TASK DIRECTIONS:
Set out every line bearing the string "content".
(begin)
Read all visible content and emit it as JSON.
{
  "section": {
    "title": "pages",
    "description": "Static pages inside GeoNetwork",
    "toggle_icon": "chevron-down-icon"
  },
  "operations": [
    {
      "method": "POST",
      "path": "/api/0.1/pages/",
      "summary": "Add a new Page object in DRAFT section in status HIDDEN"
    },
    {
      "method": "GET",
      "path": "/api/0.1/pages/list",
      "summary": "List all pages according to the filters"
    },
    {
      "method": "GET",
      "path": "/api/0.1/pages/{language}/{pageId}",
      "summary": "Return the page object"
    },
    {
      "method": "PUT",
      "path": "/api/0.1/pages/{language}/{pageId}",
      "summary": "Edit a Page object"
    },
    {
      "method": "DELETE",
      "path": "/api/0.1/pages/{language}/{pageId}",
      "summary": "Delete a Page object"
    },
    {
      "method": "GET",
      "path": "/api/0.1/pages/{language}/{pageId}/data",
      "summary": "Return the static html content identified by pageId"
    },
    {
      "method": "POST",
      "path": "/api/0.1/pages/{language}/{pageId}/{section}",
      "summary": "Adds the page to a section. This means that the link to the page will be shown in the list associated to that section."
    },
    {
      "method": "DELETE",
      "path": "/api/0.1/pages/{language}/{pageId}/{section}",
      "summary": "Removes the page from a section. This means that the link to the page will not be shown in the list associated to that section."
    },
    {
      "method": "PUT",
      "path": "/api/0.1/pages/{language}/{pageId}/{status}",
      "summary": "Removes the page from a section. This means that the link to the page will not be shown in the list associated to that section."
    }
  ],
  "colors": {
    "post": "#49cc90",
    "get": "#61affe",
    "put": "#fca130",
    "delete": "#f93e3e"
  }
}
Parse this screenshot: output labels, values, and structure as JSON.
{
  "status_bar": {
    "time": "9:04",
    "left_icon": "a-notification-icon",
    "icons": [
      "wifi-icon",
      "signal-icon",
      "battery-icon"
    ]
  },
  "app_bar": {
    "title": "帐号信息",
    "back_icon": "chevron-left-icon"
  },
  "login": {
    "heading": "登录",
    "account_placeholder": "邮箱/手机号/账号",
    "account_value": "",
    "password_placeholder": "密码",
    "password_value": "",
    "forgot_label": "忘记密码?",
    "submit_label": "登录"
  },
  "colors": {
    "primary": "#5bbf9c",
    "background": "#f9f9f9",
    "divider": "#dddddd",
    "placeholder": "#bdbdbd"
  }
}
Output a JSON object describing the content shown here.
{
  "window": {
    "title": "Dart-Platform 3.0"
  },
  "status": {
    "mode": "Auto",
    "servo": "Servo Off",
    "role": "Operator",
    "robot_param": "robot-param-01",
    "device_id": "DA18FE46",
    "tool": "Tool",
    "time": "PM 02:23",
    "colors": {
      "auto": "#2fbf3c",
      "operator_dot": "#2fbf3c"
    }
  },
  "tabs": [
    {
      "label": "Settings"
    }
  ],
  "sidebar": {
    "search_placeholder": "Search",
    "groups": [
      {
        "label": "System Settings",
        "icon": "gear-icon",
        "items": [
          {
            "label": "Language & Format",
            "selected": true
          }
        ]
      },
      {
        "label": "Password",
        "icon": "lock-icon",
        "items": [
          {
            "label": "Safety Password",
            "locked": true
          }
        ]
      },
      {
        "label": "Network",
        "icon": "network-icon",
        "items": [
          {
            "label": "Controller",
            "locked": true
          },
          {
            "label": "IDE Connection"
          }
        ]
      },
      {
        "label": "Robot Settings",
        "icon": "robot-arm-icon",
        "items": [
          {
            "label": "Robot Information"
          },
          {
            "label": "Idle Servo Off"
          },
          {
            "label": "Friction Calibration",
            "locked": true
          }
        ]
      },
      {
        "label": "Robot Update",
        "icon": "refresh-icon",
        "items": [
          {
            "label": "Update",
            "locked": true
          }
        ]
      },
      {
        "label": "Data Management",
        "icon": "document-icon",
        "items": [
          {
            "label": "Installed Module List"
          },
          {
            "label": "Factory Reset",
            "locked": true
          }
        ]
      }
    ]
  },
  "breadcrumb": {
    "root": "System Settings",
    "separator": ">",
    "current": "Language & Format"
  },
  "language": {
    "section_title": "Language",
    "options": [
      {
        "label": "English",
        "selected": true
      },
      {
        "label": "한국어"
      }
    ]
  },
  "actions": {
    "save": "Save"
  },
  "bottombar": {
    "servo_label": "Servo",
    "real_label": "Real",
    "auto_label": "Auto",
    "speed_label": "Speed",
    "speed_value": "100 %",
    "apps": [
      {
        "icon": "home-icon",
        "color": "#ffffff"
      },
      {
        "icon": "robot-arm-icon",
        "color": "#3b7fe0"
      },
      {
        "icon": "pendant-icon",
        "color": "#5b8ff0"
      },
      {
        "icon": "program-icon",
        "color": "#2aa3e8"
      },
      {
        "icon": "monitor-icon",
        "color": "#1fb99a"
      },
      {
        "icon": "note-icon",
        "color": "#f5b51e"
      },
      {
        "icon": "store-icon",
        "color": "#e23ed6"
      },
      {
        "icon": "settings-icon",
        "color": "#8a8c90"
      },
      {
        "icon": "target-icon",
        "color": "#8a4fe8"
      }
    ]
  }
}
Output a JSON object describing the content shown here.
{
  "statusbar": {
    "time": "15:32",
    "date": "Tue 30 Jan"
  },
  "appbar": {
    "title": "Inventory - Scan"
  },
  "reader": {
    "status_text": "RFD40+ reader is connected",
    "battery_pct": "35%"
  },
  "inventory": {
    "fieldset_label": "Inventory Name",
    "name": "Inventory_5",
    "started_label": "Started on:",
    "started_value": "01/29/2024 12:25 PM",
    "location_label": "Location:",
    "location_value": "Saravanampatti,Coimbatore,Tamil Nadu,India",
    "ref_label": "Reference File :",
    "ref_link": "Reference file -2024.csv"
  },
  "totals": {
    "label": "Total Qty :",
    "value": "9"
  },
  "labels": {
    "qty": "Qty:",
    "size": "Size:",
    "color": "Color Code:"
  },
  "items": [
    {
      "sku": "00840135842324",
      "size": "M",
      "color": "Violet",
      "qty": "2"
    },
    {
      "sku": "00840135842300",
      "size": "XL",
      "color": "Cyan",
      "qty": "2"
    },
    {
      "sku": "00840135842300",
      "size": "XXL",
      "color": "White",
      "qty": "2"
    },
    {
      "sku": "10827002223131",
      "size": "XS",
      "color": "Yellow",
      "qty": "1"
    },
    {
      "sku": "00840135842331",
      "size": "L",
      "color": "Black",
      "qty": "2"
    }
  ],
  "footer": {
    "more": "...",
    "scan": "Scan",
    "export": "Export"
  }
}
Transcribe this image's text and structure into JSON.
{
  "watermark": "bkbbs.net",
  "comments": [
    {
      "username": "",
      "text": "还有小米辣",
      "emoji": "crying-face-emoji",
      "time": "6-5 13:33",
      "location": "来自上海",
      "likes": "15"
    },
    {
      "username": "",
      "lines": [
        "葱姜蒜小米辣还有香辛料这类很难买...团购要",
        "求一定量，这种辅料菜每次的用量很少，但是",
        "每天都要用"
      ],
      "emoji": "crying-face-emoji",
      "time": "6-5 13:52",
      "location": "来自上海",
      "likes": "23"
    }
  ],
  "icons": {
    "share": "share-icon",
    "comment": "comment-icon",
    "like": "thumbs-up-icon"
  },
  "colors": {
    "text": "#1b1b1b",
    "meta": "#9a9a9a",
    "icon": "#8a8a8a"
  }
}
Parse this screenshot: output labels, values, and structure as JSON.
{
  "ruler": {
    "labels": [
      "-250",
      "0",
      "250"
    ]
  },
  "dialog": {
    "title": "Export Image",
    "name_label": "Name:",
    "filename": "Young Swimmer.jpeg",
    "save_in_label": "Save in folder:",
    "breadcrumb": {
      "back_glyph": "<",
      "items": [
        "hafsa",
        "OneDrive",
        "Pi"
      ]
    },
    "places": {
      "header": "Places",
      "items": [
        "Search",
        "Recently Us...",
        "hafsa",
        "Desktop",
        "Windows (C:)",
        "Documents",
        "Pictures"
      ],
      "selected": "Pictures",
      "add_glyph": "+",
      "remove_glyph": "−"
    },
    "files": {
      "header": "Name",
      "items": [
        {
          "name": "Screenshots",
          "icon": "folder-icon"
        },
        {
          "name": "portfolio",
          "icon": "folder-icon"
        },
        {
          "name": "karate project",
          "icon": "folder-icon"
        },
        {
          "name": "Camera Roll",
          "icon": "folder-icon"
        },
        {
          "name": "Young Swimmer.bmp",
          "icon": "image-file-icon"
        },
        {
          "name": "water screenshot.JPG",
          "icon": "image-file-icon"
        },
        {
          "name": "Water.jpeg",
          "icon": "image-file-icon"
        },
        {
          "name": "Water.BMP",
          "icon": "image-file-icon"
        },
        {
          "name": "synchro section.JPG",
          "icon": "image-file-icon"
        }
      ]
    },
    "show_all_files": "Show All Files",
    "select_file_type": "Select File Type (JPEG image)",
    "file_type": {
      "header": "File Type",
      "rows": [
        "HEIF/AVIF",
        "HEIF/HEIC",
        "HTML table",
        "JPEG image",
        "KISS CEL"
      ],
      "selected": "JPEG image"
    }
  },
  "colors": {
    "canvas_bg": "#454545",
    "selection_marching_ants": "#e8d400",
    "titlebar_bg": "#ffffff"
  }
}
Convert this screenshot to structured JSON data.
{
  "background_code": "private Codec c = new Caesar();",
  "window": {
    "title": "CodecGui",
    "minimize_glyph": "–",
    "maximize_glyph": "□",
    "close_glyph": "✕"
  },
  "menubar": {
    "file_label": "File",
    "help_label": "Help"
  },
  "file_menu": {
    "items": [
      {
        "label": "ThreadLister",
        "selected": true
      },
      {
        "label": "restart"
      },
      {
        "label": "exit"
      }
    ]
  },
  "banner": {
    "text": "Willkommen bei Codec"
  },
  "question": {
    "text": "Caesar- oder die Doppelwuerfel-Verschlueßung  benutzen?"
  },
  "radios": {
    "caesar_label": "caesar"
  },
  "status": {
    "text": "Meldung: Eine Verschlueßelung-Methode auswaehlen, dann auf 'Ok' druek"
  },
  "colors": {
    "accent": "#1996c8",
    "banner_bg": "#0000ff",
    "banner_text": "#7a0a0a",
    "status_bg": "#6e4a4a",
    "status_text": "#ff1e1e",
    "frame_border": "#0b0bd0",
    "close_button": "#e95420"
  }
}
(end)
EXERCISE OUTPUT:
Read all visible content and emit it as JSON.
      "summary": "Return the static html content identified by pageId"
Output a JSON object describing the content shown here.
Output a JSON object describing the content shown here.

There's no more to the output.